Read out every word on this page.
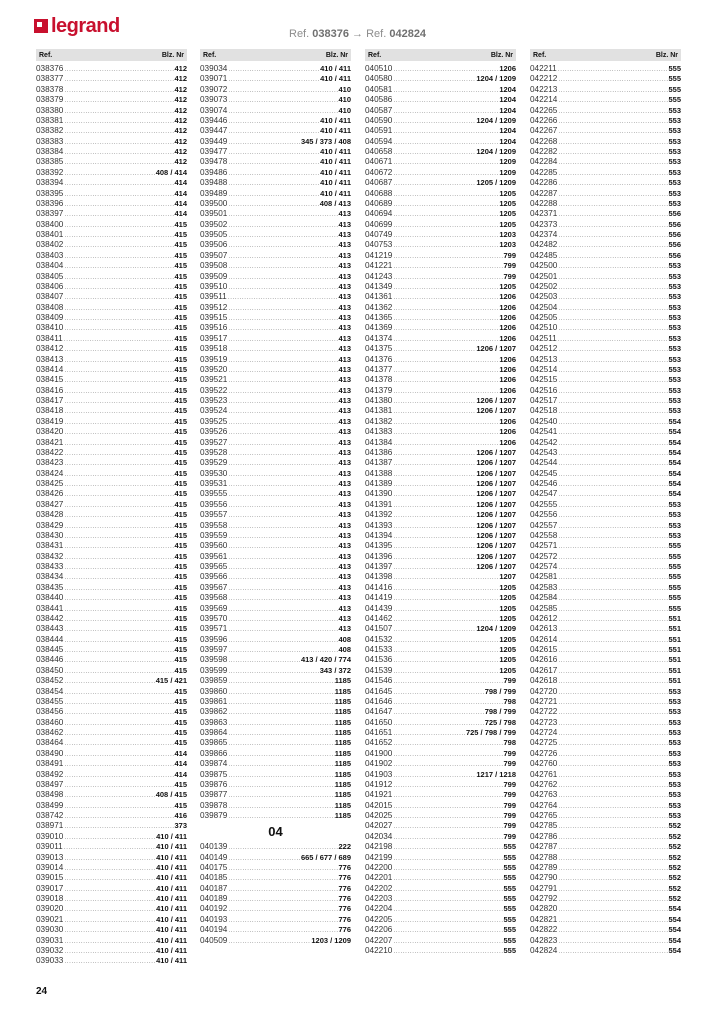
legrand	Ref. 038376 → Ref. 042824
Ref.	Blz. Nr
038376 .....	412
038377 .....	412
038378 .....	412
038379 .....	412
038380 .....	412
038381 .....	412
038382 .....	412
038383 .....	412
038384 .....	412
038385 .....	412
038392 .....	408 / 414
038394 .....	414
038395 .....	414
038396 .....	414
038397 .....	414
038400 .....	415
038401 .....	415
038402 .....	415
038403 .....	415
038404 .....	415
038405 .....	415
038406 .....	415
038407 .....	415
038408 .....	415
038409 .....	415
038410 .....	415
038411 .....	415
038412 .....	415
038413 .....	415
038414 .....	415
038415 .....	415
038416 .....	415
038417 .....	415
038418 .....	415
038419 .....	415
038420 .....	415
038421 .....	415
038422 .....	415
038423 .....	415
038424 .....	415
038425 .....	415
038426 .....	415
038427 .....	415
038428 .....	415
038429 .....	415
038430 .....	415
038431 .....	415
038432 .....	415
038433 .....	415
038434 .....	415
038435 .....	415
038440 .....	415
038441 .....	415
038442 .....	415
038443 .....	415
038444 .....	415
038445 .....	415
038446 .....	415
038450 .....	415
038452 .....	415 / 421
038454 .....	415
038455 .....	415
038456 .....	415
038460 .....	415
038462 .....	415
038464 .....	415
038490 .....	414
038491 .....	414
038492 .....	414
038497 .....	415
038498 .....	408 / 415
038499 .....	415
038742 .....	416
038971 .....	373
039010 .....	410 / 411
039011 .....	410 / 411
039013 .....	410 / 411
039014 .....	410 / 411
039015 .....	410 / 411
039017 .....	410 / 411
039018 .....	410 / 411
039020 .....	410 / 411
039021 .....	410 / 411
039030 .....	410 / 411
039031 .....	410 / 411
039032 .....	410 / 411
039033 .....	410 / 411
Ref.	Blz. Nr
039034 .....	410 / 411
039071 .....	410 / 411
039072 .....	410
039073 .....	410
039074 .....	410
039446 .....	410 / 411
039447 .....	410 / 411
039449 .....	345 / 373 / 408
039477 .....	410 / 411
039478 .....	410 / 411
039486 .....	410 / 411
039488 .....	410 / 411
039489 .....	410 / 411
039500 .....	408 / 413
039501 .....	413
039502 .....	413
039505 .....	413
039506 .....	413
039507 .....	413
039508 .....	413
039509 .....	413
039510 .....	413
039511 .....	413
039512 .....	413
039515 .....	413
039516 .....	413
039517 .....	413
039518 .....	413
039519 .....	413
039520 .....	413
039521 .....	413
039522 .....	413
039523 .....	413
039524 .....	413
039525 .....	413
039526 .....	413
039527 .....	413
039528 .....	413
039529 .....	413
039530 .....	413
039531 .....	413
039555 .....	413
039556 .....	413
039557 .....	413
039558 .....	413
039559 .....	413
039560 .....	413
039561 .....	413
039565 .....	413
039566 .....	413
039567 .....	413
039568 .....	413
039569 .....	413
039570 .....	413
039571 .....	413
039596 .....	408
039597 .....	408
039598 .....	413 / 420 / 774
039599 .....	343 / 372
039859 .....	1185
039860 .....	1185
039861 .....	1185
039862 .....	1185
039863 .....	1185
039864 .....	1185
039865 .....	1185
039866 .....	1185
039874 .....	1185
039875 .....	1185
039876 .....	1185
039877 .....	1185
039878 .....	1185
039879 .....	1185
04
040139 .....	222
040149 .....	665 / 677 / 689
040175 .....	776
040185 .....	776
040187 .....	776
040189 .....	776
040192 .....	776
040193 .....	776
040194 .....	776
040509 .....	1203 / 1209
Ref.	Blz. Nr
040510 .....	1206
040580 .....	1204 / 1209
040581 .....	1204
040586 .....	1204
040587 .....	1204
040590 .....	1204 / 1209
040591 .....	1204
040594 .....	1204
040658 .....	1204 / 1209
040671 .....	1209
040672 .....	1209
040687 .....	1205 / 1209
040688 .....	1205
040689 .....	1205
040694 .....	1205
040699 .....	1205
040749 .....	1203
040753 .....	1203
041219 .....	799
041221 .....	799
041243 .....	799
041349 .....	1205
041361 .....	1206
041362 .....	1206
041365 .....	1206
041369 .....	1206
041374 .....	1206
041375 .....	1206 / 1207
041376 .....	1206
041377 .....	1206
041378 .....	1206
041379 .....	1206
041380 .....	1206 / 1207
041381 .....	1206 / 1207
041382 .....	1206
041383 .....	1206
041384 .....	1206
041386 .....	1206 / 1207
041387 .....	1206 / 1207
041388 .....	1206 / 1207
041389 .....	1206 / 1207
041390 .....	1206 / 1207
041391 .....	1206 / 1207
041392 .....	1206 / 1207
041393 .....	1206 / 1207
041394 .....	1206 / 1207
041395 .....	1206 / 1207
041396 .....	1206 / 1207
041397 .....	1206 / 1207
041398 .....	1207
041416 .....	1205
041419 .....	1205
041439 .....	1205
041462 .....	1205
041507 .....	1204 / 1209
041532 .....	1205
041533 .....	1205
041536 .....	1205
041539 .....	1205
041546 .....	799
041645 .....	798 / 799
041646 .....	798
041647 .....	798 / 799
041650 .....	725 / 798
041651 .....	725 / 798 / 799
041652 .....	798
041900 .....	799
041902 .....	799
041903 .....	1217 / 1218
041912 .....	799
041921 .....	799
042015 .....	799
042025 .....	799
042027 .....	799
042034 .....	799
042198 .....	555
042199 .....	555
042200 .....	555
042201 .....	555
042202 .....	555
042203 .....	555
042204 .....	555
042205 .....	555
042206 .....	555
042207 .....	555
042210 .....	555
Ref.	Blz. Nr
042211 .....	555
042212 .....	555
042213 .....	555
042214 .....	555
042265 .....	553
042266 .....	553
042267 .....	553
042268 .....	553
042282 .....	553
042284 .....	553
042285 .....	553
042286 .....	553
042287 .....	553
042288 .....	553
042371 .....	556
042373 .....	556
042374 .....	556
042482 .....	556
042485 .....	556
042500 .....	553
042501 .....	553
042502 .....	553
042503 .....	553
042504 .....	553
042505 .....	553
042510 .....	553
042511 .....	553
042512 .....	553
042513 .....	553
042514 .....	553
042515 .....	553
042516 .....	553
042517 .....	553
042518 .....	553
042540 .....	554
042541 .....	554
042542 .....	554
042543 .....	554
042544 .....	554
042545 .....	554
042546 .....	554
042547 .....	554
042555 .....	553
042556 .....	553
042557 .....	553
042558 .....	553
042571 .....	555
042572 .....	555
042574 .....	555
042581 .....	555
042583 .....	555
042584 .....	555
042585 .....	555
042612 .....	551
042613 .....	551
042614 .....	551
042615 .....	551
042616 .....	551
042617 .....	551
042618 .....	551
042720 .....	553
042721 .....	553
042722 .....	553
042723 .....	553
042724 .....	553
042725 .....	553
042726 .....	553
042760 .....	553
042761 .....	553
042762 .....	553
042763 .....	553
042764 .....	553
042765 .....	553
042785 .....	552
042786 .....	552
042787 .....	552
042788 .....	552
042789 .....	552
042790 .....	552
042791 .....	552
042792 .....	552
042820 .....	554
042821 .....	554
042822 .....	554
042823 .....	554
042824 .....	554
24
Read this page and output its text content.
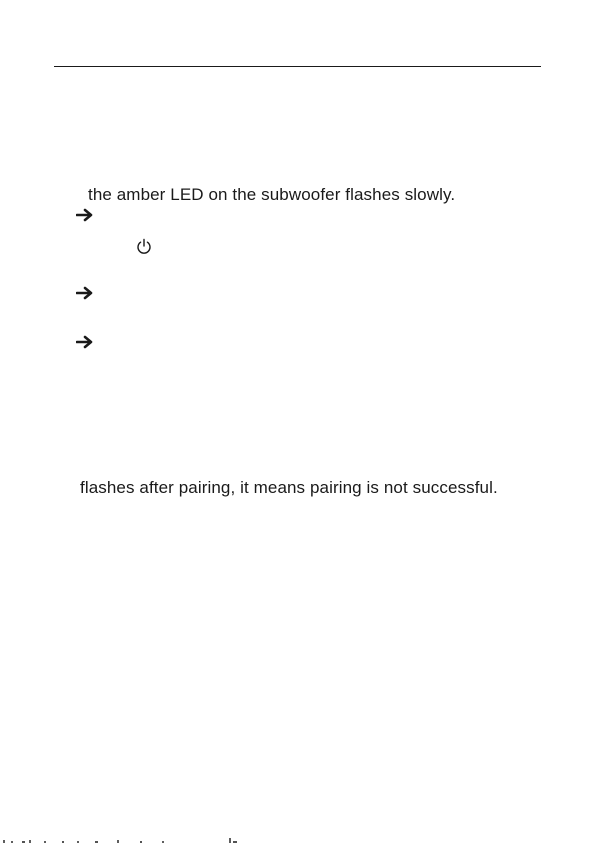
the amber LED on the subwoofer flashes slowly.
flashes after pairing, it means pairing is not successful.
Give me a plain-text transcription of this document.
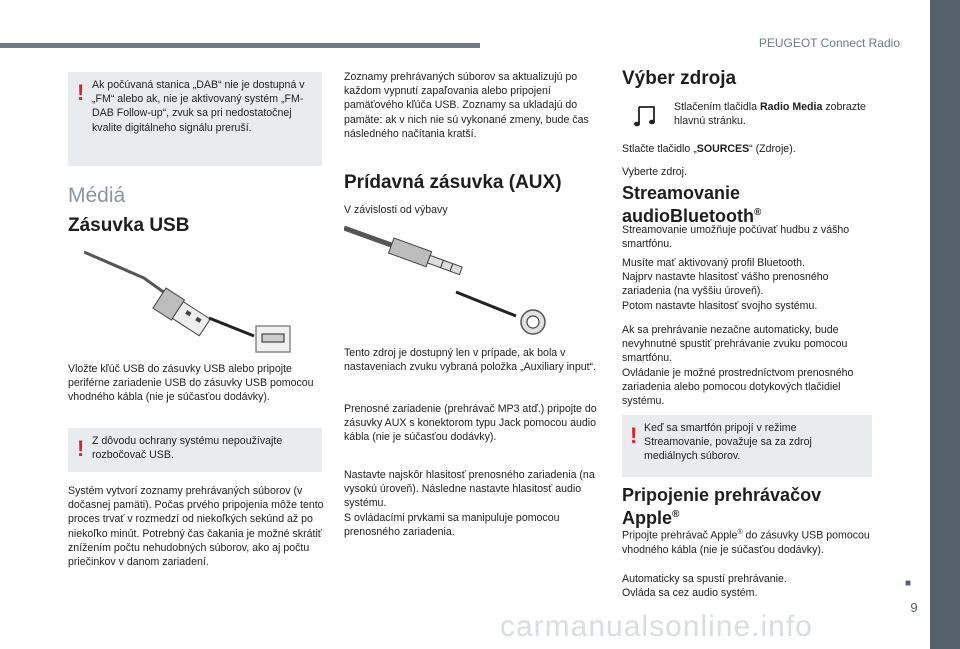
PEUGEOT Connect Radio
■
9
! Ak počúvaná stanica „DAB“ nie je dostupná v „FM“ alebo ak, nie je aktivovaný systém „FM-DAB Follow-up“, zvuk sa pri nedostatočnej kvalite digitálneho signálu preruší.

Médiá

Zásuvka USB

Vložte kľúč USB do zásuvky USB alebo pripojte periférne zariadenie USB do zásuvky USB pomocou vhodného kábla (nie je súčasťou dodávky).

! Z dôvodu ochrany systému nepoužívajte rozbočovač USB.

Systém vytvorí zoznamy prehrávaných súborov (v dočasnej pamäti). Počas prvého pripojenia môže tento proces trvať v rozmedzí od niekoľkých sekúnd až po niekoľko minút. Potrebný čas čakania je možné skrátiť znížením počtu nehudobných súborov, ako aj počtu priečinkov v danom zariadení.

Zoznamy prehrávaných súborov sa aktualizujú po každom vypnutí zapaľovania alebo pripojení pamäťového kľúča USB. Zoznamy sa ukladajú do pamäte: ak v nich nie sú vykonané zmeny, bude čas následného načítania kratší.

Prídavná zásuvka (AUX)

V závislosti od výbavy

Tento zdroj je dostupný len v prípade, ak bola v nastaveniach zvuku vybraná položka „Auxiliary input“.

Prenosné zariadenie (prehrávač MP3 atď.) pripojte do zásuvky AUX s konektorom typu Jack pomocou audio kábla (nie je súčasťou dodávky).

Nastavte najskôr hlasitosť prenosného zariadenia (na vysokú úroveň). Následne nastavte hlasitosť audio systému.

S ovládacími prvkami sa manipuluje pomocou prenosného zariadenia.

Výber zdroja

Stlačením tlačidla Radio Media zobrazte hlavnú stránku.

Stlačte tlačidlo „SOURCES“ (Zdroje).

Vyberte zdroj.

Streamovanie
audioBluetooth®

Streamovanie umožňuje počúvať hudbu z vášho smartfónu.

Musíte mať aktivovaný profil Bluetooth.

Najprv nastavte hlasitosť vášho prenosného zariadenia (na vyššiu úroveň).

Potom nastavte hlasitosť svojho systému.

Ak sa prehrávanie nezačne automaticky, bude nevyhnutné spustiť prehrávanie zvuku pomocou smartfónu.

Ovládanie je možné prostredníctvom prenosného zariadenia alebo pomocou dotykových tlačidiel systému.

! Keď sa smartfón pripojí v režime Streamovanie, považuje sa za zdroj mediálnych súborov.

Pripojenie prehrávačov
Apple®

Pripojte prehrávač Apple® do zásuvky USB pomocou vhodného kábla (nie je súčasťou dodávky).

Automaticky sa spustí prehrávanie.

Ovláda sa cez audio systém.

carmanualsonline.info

PROBLEM REQUIREMENTS: Search the records for the string "nastavte" and return every line in which it occurs.

THE COMPLETED TASK:
Nastavte najskôr hlasitosť prenosného zariadenia (na vysokú úroveň). Následne nastavte hlasitosť audio systému.
Najprv nastavte hlasitosť vášho prenosného zariadenia (na vyššiu úroveň).
Potom nastavte hlasitosť svojho systému.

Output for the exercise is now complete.